# Start of Records provided

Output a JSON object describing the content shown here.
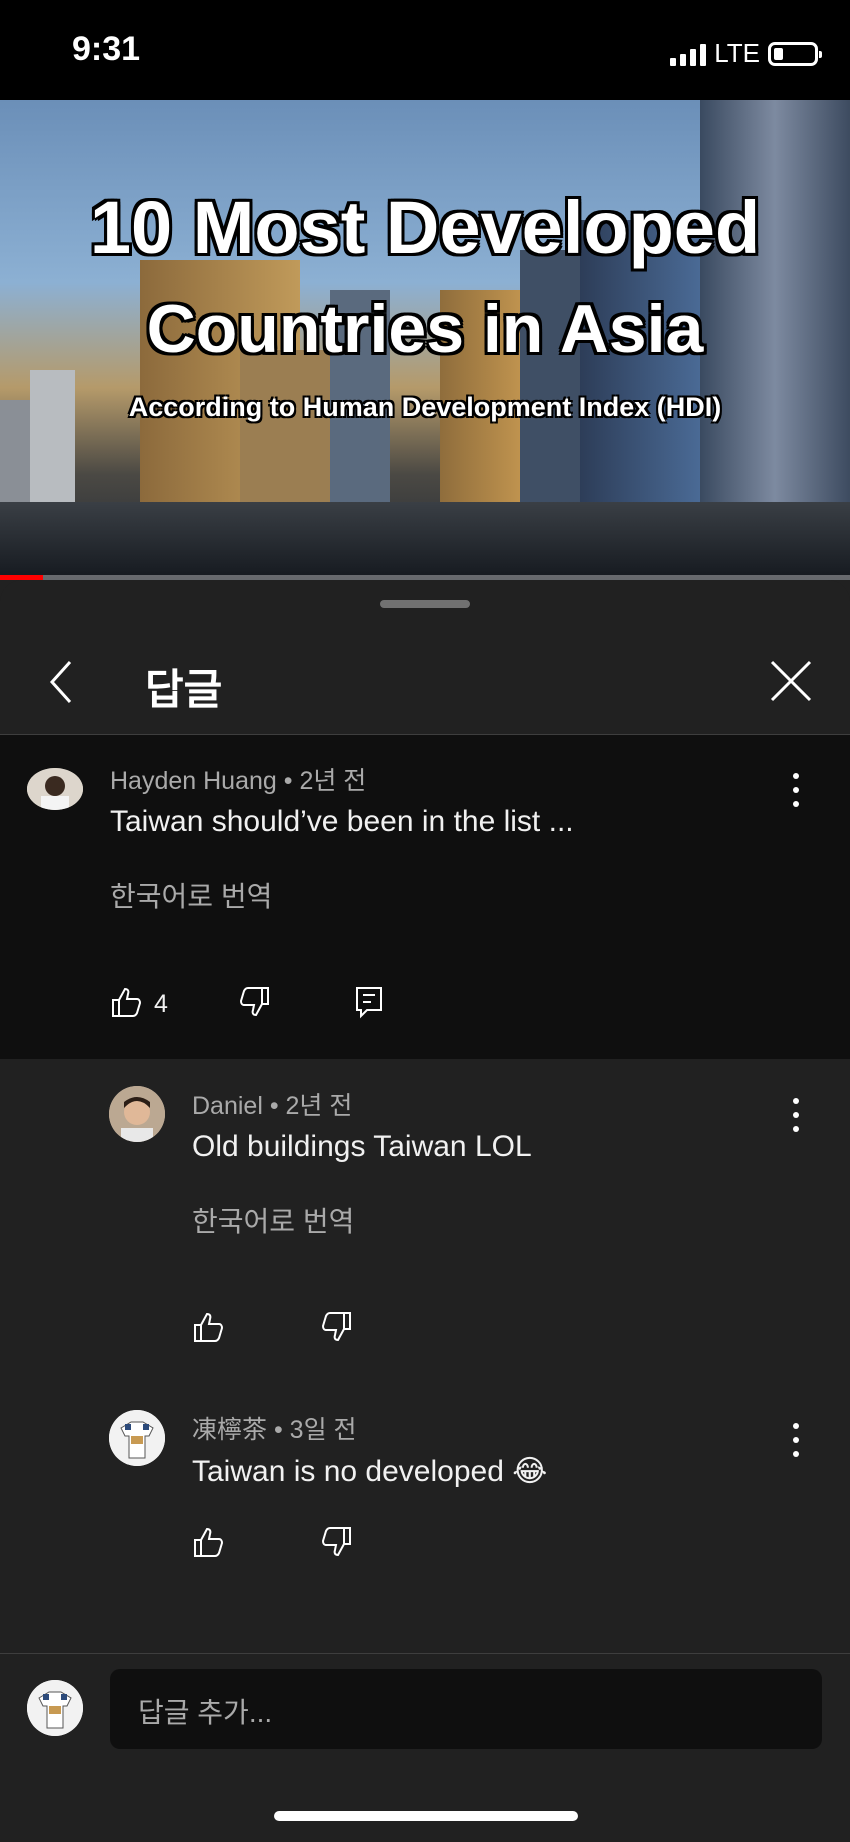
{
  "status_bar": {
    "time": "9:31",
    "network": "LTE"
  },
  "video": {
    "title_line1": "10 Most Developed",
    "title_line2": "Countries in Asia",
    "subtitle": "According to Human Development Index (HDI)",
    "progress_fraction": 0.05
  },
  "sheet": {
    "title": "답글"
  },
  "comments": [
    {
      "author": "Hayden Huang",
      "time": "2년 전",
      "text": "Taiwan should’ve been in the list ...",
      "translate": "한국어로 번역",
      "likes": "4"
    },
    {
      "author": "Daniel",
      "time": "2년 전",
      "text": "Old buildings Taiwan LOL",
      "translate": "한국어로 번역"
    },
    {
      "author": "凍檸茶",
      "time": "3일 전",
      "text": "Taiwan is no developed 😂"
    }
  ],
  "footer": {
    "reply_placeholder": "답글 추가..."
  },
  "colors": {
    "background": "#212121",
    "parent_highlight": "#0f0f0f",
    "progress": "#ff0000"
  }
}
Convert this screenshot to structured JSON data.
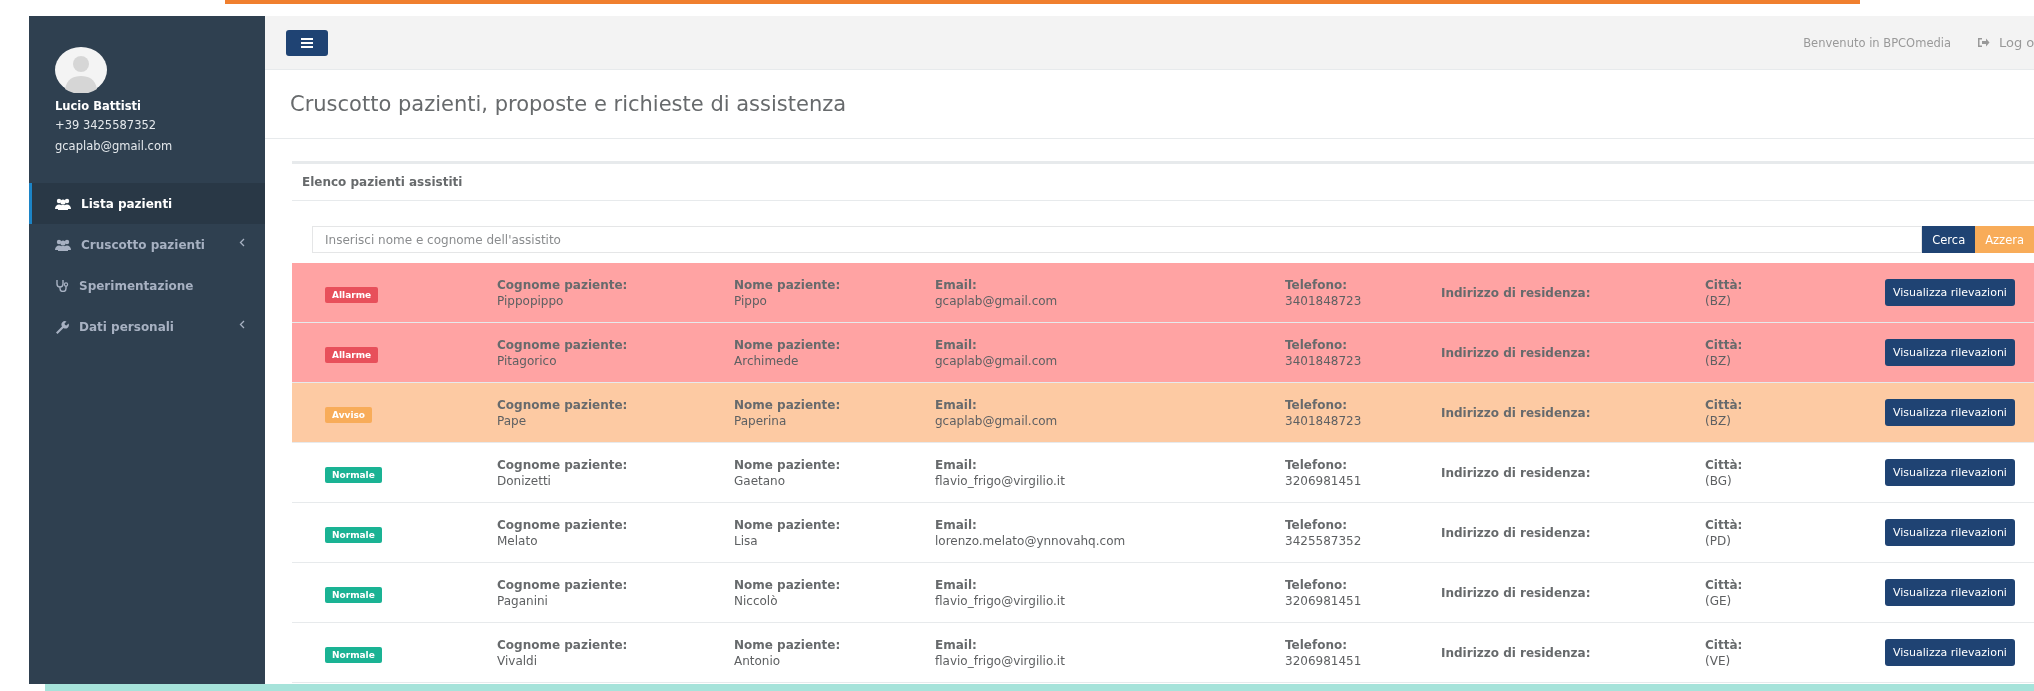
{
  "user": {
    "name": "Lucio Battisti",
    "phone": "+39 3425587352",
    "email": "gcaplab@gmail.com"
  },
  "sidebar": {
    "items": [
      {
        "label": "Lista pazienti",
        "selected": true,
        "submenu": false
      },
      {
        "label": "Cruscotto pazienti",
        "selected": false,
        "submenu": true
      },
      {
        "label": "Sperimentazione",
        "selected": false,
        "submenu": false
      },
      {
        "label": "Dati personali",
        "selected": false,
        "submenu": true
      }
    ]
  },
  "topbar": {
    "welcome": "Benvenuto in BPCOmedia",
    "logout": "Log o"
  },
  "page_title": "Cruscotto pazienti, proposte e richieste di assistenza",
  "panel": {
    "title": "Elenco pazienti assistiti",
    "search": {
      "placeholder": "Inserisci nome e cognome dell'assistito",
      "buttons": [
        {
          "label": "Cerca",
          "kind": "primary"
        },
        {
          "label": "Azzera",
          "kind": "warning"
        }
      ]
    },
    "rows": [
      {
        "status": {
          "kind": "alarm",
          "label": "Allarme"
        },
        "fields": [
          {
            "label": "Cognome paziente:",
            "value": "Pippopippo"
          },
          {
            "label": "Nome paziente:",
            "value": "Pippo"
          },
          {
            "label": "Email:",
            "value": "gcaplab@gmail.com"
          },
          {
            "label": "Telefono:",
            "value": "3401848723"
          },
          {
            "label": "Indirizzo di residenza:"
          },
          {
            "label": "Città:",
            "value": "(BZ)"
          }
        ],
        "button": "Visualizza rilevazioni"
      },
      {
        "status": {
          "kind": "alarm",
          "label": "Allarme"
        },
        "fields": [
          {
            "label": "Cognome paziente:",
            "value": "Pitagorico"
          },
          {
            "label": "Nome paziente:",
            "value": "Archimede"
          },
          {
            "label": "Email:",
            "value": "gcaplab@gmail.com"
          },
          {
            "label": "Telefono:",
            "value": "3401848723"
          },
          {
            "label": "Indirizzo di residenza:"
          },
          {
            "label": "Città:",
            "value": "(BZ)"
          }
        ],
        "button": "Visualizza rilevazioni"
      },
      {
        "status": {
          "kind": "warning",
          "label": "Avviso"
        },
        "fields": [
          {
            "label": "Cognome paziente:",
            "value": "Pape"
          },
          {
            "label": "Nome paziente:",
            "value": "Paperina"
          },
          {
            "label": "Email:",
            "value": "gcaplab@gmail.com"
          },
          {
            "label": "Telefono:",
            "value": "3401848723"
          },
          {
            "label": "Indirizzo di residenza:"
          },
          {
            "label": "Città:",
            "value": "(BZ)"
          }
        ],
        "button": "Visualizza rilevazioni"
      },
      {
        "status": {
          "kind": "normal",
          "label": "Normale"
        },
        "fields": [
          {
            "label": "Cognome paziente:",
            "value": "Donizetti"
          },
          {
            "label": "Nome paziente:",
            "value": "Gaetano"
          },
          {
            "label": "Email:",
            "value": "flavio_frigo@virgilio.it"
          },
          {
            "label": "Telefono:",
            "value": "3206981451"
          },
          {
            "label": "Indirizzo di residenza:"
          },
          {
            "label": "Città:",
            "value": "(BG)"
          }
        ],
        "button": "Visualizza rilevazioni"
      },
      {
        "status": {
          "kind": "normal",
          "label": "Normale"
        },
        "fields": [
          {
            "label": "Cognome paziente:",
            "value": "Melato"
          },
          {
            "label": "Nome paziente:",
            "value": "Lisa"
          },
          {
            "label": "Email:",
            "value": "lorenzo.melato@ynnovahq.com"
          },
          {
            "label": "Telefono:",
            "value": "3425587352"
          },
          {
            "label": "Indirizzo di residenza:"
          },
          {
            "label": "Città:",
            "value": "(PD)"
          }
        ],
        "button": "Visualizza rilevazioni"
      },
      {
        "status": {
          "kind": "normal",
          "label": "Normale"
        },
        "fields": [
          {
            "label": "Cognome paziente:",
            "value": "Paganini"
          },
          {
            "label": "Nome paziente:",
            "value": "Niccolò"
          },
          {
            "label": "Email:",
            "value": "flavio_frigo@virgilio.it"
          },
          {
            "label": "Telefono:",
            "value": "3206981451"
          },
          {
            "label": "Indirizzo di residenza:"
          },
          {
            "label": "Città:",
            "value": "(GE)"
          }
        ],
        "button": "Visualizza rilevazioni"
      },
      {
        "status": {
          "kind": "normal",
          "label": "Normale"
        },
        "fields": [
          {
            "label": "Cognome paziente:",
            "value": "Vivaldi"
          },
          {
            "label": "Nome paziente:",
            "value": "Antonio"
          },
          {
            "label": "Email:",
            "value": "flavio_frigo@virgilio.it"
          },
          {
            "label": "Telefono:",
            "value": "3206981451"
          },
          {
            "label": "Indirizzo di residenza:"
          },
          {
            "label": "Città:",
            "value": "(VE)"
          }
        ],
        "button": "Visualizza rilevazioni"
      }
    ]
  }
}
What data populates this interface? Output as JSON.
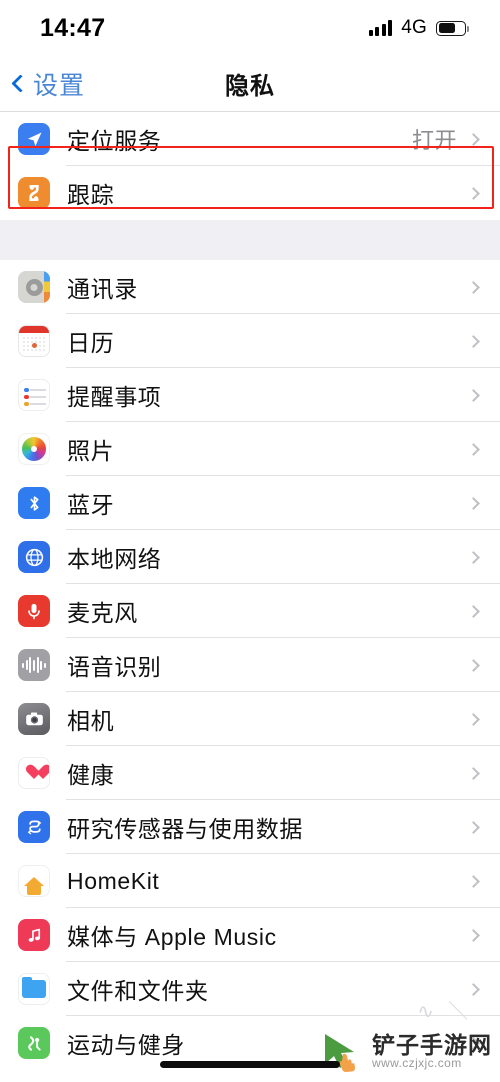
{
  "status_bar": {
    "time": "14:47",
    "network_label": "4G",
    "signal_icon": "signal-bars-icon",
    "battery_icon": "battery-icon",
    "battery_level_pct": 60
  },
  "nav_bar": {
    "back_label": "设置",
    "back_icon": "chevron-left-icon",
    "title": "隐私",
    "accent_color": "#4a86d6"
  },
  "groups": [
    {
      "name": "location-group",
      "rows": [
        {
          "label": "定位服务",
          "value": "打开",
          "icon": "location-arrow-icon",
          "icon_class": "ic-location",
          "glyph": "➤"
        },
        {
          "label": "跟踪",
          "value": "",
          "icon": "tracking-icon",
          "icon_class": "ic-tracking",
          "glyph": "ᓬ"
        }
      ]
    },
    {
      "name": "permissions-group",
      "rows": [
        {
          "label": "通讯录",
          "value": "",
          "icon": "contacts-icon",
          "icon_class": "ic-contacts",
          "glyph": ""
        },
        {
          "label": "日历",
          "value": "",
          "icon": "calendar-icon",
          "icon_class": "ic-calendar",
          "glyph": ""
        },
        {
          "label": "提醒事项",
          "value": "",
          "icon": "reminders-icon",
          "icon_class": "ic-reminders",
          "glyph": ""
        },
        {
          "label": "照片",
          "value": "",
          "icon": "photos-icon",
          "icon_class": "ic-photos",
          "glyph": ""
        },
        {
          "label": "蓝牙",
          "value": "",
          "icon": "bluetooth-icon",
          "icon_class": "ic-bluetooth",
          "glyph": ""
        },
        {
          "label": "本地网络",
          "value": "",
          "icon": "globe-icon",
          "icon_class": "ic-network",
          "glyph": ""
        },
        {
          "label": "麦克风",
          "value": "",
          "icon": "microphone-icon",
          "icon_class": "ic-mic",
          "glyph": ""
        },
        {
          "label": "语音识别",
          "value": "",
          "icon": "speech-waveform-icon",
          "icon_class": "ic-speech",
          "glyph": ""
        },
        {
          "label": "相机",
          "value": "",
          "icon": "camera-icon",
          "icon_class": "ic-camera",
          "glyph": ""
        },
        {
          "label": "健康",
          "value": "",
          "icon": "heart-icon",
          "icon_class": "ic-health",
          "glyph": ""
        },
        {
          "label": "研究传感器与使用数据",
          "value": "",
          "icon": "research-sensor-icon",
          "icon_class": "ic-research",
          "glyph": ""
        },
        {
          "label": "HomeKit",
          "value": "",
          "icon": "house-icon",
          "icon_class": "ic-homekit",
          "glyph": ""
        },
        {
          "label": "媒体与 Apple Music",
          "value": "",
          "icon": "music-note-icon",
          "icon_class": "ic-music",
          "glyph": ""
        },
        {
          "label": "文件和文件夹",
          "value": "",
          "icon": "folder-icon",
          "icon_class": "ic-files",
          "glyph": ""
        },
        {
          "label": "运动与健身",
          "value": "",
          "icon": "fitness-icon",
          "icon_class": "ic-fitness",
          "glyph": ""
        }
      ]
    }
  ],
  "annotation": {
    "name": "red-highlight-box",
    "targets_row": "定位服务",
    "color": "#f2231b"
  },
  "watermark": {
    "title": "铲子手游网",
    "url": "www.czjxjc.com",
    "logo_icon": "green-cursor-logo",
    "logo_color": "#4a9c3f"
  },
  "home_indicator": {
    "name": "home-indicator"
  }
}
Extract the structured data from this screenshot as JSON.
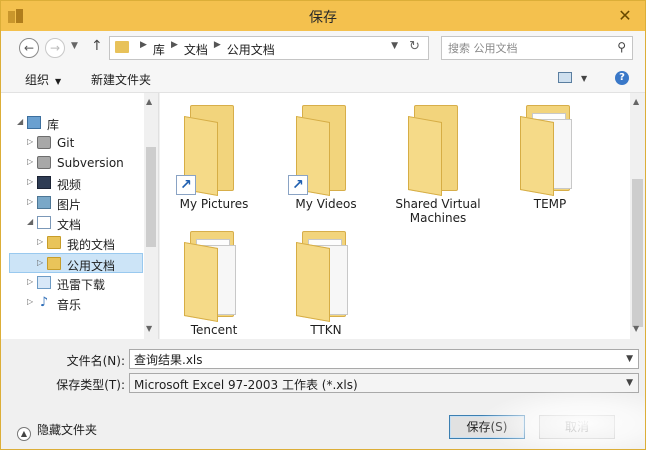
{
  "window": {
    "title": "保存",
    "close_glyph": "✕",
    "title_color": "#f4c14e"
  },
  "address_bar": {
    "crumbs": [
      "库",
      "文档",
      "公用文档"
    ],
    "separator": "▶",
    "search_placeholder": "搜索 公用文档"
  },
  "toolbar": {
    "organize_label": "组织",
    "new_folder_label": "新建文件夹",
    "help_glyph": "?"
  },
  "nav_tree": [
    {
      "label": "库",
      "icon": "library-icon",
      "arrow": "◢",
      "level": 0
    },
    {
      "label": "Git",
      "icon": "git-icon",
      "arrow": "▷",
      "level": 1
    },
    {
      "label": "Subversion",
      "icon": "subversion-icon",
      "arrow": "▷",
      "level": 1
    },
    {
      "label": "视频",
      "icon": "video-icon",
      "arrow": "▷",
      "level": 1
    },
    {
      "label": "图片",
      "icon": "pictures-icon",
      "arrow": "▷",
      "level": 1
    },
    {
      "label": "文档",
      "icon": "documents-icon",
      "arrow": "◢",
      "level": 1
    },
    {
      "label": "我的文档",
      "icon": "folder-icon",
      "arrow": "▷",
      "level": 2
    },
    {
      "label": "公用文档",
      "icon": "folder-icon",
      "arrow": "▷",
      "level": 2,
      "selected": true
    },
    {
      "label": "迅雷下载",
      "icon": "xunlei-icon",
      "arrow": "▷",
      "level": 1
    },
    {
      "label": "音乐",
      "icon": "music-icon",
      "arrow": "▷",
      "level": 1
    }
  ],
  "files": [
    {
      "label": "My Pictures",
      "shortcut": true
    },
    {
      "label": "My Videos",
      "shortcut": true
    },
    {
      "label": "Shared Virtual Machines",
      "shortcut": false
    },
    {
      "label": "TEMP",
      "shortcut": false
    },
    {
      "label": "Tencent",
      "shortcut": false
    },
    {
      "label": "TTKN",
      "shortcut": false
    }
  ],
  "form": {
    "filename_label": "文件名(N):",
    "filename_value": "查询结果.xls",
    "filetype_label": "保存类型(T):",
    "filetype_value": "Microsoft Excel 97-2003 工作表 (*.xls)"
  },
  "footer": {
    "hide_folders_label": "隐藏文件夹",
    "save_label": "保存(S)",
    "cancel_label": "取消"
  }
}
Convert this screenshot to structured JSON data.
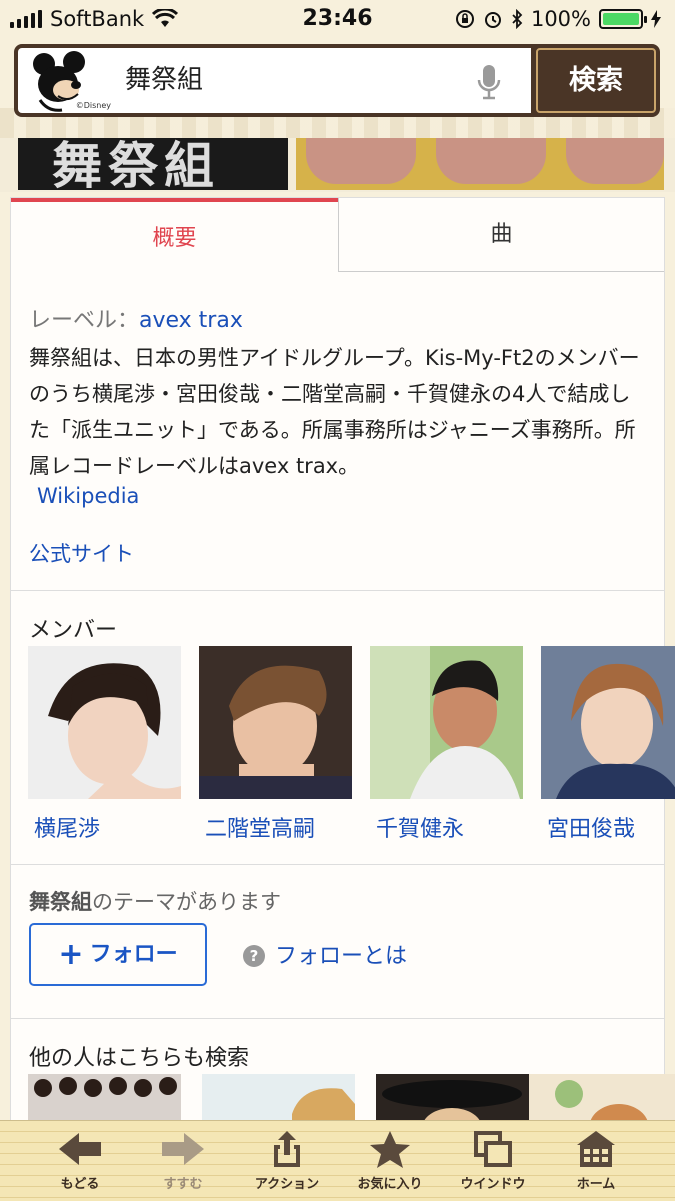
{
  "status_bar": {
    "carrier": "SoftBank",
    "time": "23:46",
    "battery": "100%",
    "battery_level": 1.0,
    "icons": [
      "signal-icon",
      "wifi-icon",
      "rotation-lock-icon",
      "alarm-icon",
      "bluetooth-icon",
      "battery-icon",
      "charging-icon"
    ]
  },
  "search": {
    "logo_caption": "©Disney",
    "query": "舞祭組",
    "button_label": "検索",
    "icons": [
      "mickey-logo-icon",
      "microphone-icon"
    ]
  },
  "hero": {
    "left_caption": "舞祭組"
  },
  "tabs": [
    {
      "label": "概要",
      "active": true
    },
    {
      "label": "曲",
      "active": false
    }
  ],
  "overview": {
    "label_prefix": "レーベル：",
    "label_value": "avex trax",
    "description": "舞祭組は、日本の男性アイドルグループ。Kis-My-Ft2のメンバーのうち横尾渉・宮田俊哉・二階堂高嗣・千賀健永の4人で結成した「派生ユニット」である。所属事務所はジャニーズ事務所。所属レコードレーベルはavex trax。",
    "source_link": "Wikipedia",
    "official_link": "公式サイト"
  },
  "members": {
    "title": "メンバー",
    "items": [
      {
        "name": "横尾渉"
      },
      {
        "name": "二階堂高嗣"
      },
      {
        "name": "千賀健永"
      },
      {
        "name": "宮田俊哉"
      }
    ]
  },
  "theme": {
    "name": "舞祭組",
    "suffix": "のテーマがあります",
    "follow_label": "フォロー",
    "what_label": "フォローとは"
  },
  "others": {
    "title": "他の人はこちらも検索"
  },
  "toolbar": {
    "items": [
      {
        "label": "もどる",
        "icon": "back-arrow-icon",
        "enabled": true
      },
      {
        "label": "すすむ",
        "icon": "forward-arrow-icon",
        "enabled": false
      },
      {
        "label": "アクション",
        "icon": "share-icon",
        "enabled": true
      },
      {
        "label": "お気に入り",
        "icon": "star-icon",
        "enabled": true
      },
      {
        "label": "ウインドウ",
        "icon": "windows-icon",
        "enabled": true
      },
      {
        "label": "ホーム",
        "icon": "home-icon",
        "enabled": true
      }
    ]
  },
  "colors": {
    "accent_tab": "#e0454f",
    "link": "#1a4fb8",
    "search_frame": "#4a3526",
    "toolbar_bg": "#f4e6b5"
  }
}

# End of Records provided

▶ [Exercise]: Pick out every line above that contains the word "microphone" and copy it.

▶ [Task answer]:
          "icon": "microphone-icon",
      "microphone-icon"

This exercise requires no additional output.